WHAT YOU ARE ASKED TO DO => Return all of the data exactly as given.

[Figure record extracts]
- - -
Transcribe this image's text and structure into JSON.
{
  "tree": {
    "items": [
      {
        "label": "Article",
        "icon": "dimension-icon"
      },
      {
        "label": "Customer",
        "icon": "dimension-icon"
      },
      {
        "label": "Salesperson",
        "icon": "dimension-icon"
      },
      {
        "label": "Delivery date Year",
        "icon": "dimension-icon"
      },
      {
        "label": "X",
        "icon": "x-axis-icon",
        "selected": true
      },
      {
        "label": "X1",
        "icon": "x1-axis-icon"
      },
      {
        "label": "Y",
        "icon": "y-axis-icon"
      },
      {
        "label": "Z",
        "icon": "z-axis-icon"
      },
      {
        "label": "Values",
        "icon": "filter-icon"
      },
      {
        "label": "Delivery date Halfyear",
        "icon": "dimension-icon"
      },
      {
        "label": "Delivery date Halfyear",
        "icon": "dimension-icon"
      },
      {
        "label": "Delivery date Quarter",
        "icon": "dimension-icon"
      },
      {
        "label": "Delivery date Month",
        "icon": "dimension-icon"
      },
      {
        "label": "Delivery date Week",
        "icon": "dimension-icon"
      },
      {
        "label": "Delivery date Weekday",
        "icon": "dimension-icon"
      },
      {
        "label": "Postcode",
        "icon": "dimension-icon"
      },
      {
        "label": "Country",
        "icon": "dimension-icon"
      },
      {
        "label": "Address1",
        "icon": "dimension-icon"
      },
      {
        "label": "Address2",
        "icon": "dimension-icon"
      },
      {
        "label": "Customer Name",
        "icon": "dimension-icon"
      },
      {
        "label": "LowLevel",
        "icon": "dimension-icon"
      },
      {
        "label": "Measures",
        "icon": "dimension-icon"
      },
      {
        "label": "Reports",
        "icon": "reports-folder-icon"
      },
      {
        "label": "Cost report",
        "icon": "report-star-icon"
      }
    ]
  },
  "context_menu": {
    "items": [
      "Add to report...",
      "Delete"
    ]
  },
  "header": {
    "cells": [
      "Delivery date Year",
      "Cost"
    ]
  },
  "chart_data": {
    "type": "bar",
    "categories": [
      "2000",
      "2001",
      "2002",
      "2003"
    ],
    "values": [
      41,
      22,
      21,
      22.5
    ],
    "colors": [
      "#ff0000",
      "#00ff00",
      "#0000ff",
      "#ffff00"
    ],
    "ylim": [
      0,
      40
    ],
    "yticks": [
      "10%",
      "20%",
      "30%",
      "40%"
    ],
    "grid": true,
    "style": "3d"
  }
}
- - -
ANSWER FOR THE TASK =>
Transcribe this image's text and structure into JSON.
{
  "tree": {
    "items": [
      {
        "label": "Article",
        "icon": "dimension-icon"
      },
      {
        "label": "Customer",
        "icon": "dimension-icon"
      },
      {
        "label": "Salesperson",
        "icon": "dimension-icon"
      },
      {
        "label": "Delivery date Year",
        "icon": "dimension-icon"
      },
      {
        "label": "X",
        "icon": "x-axis-icon",
        "selected": true
      },
      {
        "label": "X1",
        "icon": "x1-axis-icon"
      },
      {
        "label": "Y",
        "icon": "y-axis-icon"
      },
      {
        "label": "Z",
        "icon": "z-axis-icon"
      },
      {
        "label": "Values",
        "icon": "filter-icon"
      },
      {
        "label": "Delivery date Halfyear",
        "icon": "dimension-icon"
      },
      {
        "label": "Delivery date Halfyear",
        "icon": "dimension-icon"
      },
      {
        "label": "Delivery date Quarter",
        "icon": "dimension-icon"
      },
      {
        "label": "Delivery date Month",
        "icon": "dimension-icon"
      },
      {
        "label": "Delivery date Week",
        "icon": "dimension-icon"
      },
      {
        "label": "Delivery date Weekday",
        "icon": "dimension-icon"
      },
      {
        "label": "Postcode",
        "icon": "dimension-icon"
      },
      {
        "label": "Country",
        "icon": "dimension-icon"
      },
      {
        "label": "Address1",
        "icon": "dimension-icon"
      },
      {
        "label": "Address2",
        "icon": "dimension-icon"
      },
      {
        "label": "Customer Name",
        "icon": "dimension-icon"
      },
      {
        "label": "LowLevel",
        "icon": "dimension-icon"
      },
      {
        "label": "Measures",
        "icon": "dimension-icon"
      },
      {
        "label": "Reports",
        "icon": "reports-folder-icon"
      },
      {
        "label": "Cost report",
        "icon": "report-star-icon"
      }
    ]
  },
  "context_menu": {
    "items": [
      "Add to report...",
      "Delete"
    ]
  },
  "header": {
    "cells": [
      "Delivery date Year",
      "Cost"
    ]
  },
  "chart_data": {
    "type": "bar",
    "categories": [
      "2000",
      "2001",
      "2002",
      "2003"
    ],
    "values": [
      41,
      22,
      21,
      22.5
    ],
    "colors": [
      "#ff0000",
      "#00ff00",
      "#0000ff",
      "#ffff00"
    ],
    "ylim": [
      0,
      40
    ],
    "yticks": [
      "10%",
      "20%",
      "30%",
      "40%"
    ],
    "grid": true,
    "style": "3d"
  }
}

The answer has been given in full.